Element and region data
++++

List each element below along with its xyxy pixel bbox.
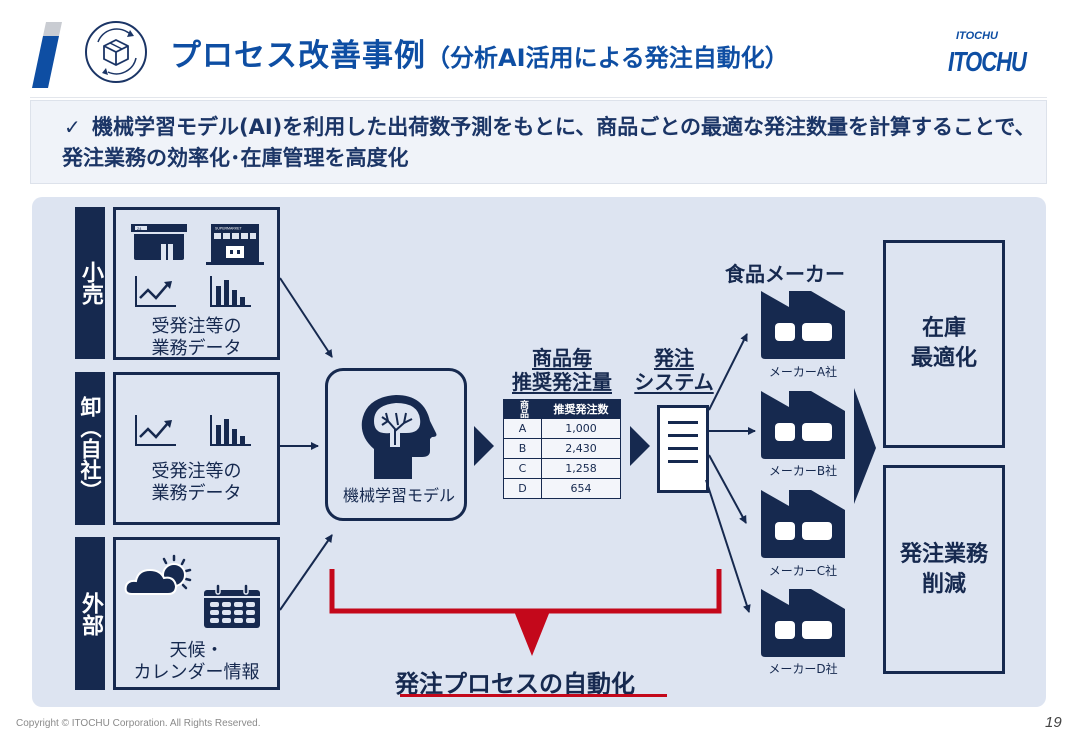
order-system-heading: 発注 システム: [626, 346, 722, 394]
factory-icon: [761, 291, 845, 359]
bar-chart-icon: [210, 415, 251, 446]
header-divider: [30, 97, 1047, 98]
source-box-wholesale: 受発注等の 業務データ: [113, 372, 280, 525]
automation-label: 発注プロセスの自動化: [395, 670, 635, 698]
caption-line: 業務データ: [151, 483, 242, 504]
source-label-text: 小売: [78, 261, 103, 305]
caption-line: 受発注等の: [151, 316, 242, 337]
supermarket-icon: SUPERMARKET: [206, 224, 264, 265]
result-line: 削減: [921, 571, 966, 597]
result-line: 発注業務: [899, 541, 988, 567]
product-cell: D: [503, 478, 542, 499]
arrow-to-maker-c: [708, 454, 747, 524]
caption-line: 業務データ: [151, 338, 242, 359]
heading-line: 商品毎: [532, 346, 592, 370]
arrow-external-to-model: [279, 534, 333, 611]
calendar-icon: [204, 584, 260, 628]
supermarket-sign-text: SUPERMARKET: [215, 227, 243, 231]
store-sign-text: 24: [137, 226, 142, 231]
arrow-to-maker-d: [705, 479, 751, 613]
table-header-quantity: 推奨発注数: [541, 399, 621, 419]
quantity-cell: 2,430: [541, 438, 621, 459]
line-chart-icon: [135, 276, 176, 307]
source-caption: 受発注等の 業務データ: [116, 461, 277, 505]
table-header-product: 商品: [503, 399, 542, 419]
result-inventory-optimization: 在庫 最適化: [883, 240, 1005, 448]
heading-line: 推奨発注量: [512, 370, 612, 394]
source-label-wholesale: 卸（自社）: [75, 372, 105, 525]
summary-text: 機械学習モデル(AI)を利用した出荷数予測をもとに、商品ごとの最適な発注数量を計…: [62, 112, 1042, 174]
arrow-retail-to-model: [279, 277, 333, 358]
automation-pointer: [514, 611, 550, 656]
maker-label: メーカーC社: [768, 564, 838, 578]
result-order-work-reduction: 発注業務 削減: [883, 465, 1005, 674]
weather-icon: [124, 554, 192, 595]
copyright-text: Copyright © ITOCHU Corporation. All Righ…: [16, 718, 261, 729]
source-caption: 天候・ カレンダー情報: [116, 640, 277, 684]
convenience-store-icon: 24: [131, 224, 187, 260]
ml-model-box: 機械学習モデル: [325, 368, 467, 521]
source-label-retail: 小売: [75, 207, 105, 359]
triangle-arrow-to-results: [854, 388, 876, 504]
summary-text-content: 機械学習モデル(AI)を利用した出荷数予測をもとに、商品ごとの最適な発注数量を計…: [62, 115, 1036, 170]
factory-icon: [761, 490, 845, 558]
bar-chart-icon: [210, 276, 251, 307]
summary-box: [30, 100, 1047, 184]
page-title: プロセス改善事例（分析AI活用による発注自動化）: [170, 30, 789, 75]
factory-icon: [761, 391, 845, 459]
product-cell: C: [503, 458, 542, 479]
automation-bracket: [329, 569, 722, 614]
title-accent-bar: [32, 22, 62, 88]
automation-underline: [400, 694, 667, 697]
quantity-cell: 1,000: [541, 418, 621, 439]
source-label-external: 外部: [75, 537, 105, 690]
heading-line: 発注: [654, 346, 694, 370]
logo-text: ITOCHU: [948, 46, 1027, 78]
page-number: 19: [1045, 714, 1062, 731]
document-icon: [657, 405, 709, 493]
table-header-row: 商品 推奨発注数: [503, 399, 621, 419]
heading-line: システム: [634, 370, 714, 394]
triangle-arrow-table-to-system: [630, 426, 650, 466]
product-cell: A: [503, 418, 542, 439]
title-main: プロセス改善事例: [170, 38, 426, 74]
caption-line: カレンダー情報: [133, 662, 260, 683]
maker-label: メーカーD社: [768, 662, 838, 676]
caption-line: 受発注等の: [151, 461, 242, 482]
title-subtitle: （分析AI活用による発注自動化）: [426, 44, 789, 72]
brain-head-icon: [361, 395, 437, 479]
line-chart-icon: [135, 415, 176, 446]
ml-model-caption: 機械学習モデル: [342, 486, 455, 505]
result-line: 最適化: [910, 346, 977, 371]
check-icon: ✓: [64, 115, 81, 139]
arrow-to-maker-a: [708, 333, 748, 411]
result-line: 在庫: [921, 316, 966, 341]
source-box-external: 天候・ カレンダー情報: [113, 537, 280, 690]
recommendation-heading: 商品毎 推奨発注量: [506, 346, 618, 394]
itochu-logo: ITOCHU ITOCHU: [948, 30, 1048, 77]
source-label-text: 卸（自社）: [78, 396, 102, 501]
source-box-retail: 24 SUPERMARKET 受発注等の 業務データ: [113, 207, 280, 360]
caption-line: 天候・: [169, 640, 224, 661]
box-cycle-icon: [85, 21, 147, 83]
source-caption: 受発注等の 業務データ: [116, 316, 277, 360]
factory-icon: [761, 589, 845, 657]
source-label-text: 外部: [78, 591, 103, 636]
maker-label: メーカーB社: [768, 464, 838, 478]
triangle-arrow-model-to-table: [474, 426, 494, 466]
maker-label: メーカーA社: [768, 365, 838, 379]
makers-title: 食品メーカー: [725, 262, 845, 286]
logo-arc-text: ITOCHU: [956, 30, 998, 42]
quantity-cell: 654: [541, 478, 621, 499]
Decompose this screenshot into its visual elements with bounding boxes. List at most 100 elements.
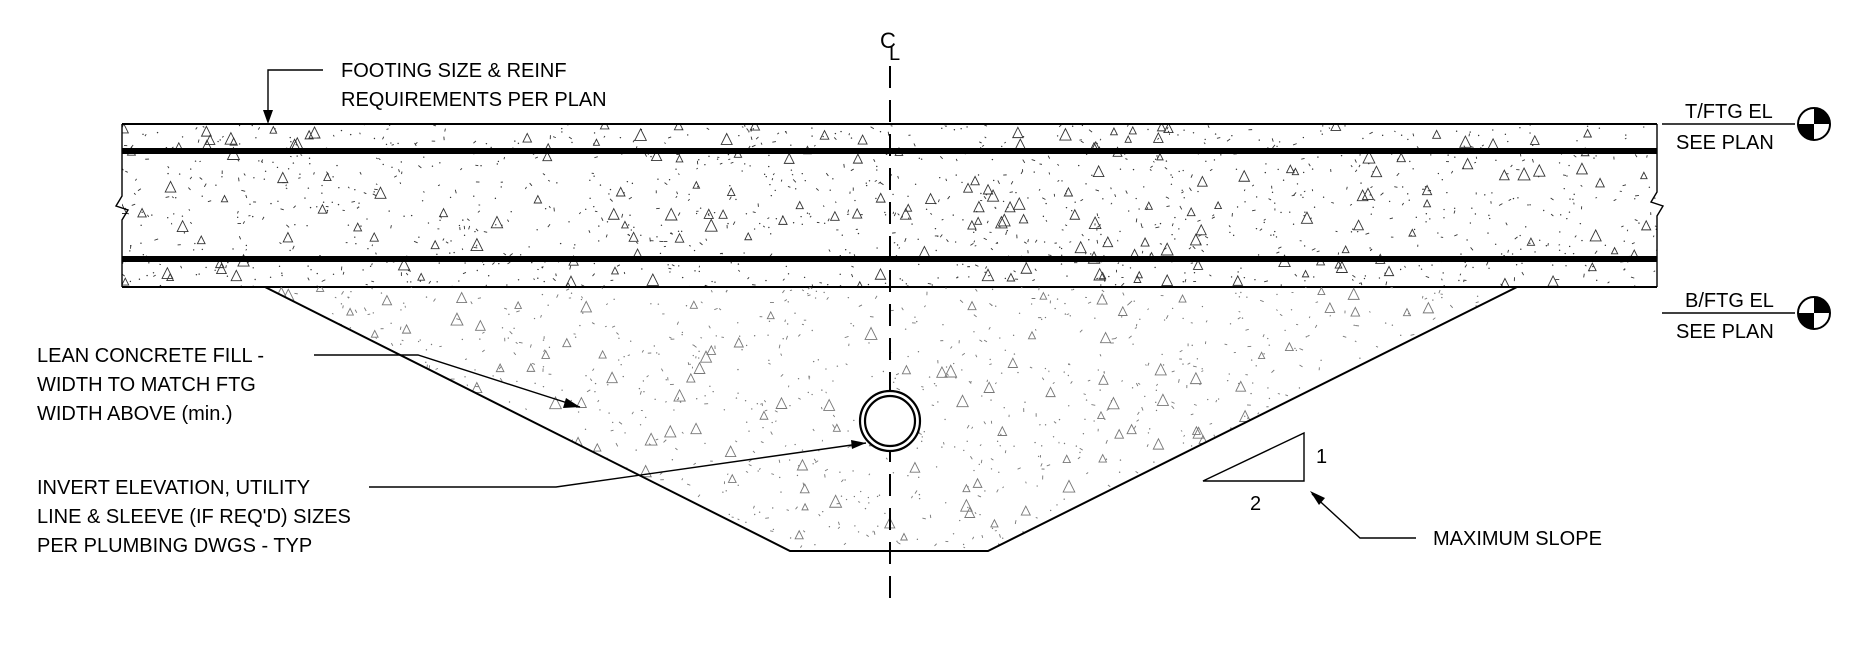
concrete-aggregate [801, 323, 805, 326]
concrete-aggregate [1575, 162, 1589, 175]
concrete-aggregate [526, 362, 536, 372]
concrete-aggregate [433, 298, 436, 302]
concrete-aggregate [475, 228, 479, 232]
concrete-aggregate [1165, 315, 1169, 319]
concrete-aggregate [1626, 229, 1629, 232]
concrete-aggregate [1595, 155, 1597, 157]
concrete-aggregate [988, 326, 991, 330]
concrete-aggregate [681, 331, 684, 334]
concrete-aggregate [1023, 241, 1027, 244]
concrete-aggregate [340, 303, 343, 305]
concrete-aggregate [1170, 183, 1173, 186]
concrete-aggregate [780, 353, 783, 356]
concrete-aggregate [840, 130, 842, 133]
concrete-aggregate [1347, 287, 1360, 300]
concrete-aggregate [309, 163, 311, 165]
concrete-aggregate [705, 238, 708, 241]
concrete-aggregate [873, 531, 876, 535]
concrete-aggregate [340, 129, 343, 132]
concrete-aggregate [1235, 292, 1237, 295]
concrete-aggregate [589, 378, 593, 382]
concrete-aggregate [1060, 247, 1063, 250]
concrete-aggregate [1630, 276, 1635, 279]
concrete-aggregate [1104, 280, 1106, 282]
concrete-aggregate [1558, 162, 1561, 164]
concrete-aggregate [623, 356, 625, 358]
concrete-aggregate [850, 322, 852, 325]
concrete-aggregate [1066, 275, 1068, 277]
concrete-aggregate [749, 124, 761, 131]
concrete-aggregate [381, 294, 393, 306]
concrete-aggregate [728, 513, 731, 516]
concrete-aggregate [640, 128, 643, 131]
concrete-aggregate [996, 440, 999, 443]
concrete-aggregate [984, 124, 988, 127]
concrete-aggregate [285, 187, 288, 190]
concrete-aggregate [1401, 202, 1404, 206]
concrete-aggregate [1054, 307, 1056, 310]
concrete-aggregate [1077, 456, 1081, 460]
concrete-aggregate [354, 236, 356, 238]
concrete-aggregate [847, 209, 850, 213]
concrete-aggregate [709, 385, 711, 387]
concrete-aggregate [783, 152, 795, 164]
concrete-aggregate [1604, 244, 1607, 247]
concrete-aggregate [905, 283, 908, 285]
concrete-aggregate [726, 187, 736, 197]
concrete-aggregate [129, 250, 131, 252]
concrete-aggregate [737, 518, 740, 521]
concrete-aggregate [438, 207, 449, 218]
concrete-aggregate [628, 234, 631, 237]
concrete-aggregate [1289, 211, 1291, 213]
concrete-aggregate [342, 305, 344, 309]
concrete-aggregate [925, 208, 928, 210]
concrete-aggregate [390, 142, 392, 144]
concrete-aggregate [1014, 520, 1017, 525]
concrete-aggregate [598, 240, 600, 242]
concrete-aggregate [581, 284, 585, 287]
concrete-aggregate [1532, 163, 1546, 177]
concrete-aggregate [931, 404, 935, 406]
concrete-aggregate [719, 252, 723, 255]
concrete-aggregate [852, 470, 854, 472]
concrete-aggregate [1515, 264, 1518, 266]
concrete-aggregate [658, 353, 660, 355]
concrete-aggregate [1461, 157, 1474, 170]
top-elevation-label: T/FTG EL [1685, 101, 1773, 123]
concrete-aggregate [1124, 135, 1133, 143]
concrete-aggregate [1268, 397, 1271, 400]
concrete-aggregate [237, 159, 240, 162]
concrete-aggregate [1203, 142, 1206, 145]
concrete-aggregate [956, 264, 959, 266]
concrete-aggregate [1623, 240, 1625, 242]
concrete-aggregate [698, 350, 700, 353]
concrete-aggregate [911, 223, 913, 225]
concrete-aggregate [1020, 171, 1023, 175]
concrete-aggregate [962, 263, 964, 265]
concrete-aggregate [1229, 231, 1231, 234]
concrete-aggregate [1264, 280, 1269, 283]
concrete-aggregate [692, 354, 694, 357]
concrete-aggregate [1653, 270, 1656, 273]
concrete-aggregate [189, 221, 193, 225]
concrete-aggregate [770, 194, 773, 197]
concrete-aggregate [999, 534, 1001, 538]
concrete-aggregate [1484, 194, 1486, 196]
concrete-aggregate [812, 463, 814, 465]
concrete-aggregate [522, 132, 533, 143]
concrete-aggregate [822, 510, 824, 513]
concrete-aggregate [1328, 127, 1331, 129]
concrete-aggregate [1064, 224, 1068, 227]
concrete-aggregate [970, 243, 974, 246]
concrete-aggregate [1102, 198, 1104, 200]
concrete-aggregate [959, 498, 973, 512]
concrete-aggregate [1399, 268, 1402, 271]
concrete-aggregate [747, 277, 750, 280]
concrete-aggregate [1182, 442, 1185, 444]
concrete-aggregate [1237, 271, 1239, 273]
concrete-aggregate [1302, 171, 1305, 174]
concrete-aggregate [1070, 380, 1073, 384]
concrete-aggregate [945, 502, 947, 504]
concrete-aggregate [1299, 348, 1304, 351]
max-slope-leader [1310, 491, 1416, 539]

++++

* Task to complete: From the line with "concrete-aggregate [801, 323, 805, 326]" up to and including the line with "concrete-aggregate [589, 378, 593, 382]", rewrite the lines with "concrete-aggregate" changed to "aggregate-particle" and everything else left as is.

* Result of this exercise:
aggregate-particle [801, 323, 805, 326]
aggregate-particle [1575, 162, 1589, 175]
aggregate-particle [526, 362, 536, 372]
aggregate-particle [433, 298, 436, 302]
aggregate-particle [475, 228, 479, 232]
aggregate-particle [1165, 315, 1169, 319]
aggregate-particle [1626, 229, 1629, 232]
aggregate-particle [1595, 155, 1597, 157]
aggregate-particle [988, 326, 991, 330]
aggregate-particle [681, 331, 684, 334]
aggregate-particle [1023, 241, 1027, 244]
aggregate-particle [340, 303, 343, 305]
aggregate-particle [1170, 183, 1173, 186]
aggregate-particle [780, 353, 783, 356]
aggregate-particle [840, 130, 842, 133]
aggregate-particle [1347, 287, 1360, 300]
aggregate-particle [309, 163, 311, 165]
aggregate-particle [705, 238, 708, 241]
aggregate-particle [873, 531, 876, 535]
aggregate-particle [340, 129, 343, 132]
aggregate-particle [1235, 292, 1237, 295]
aggregate-particle [589, 378, 593, 382]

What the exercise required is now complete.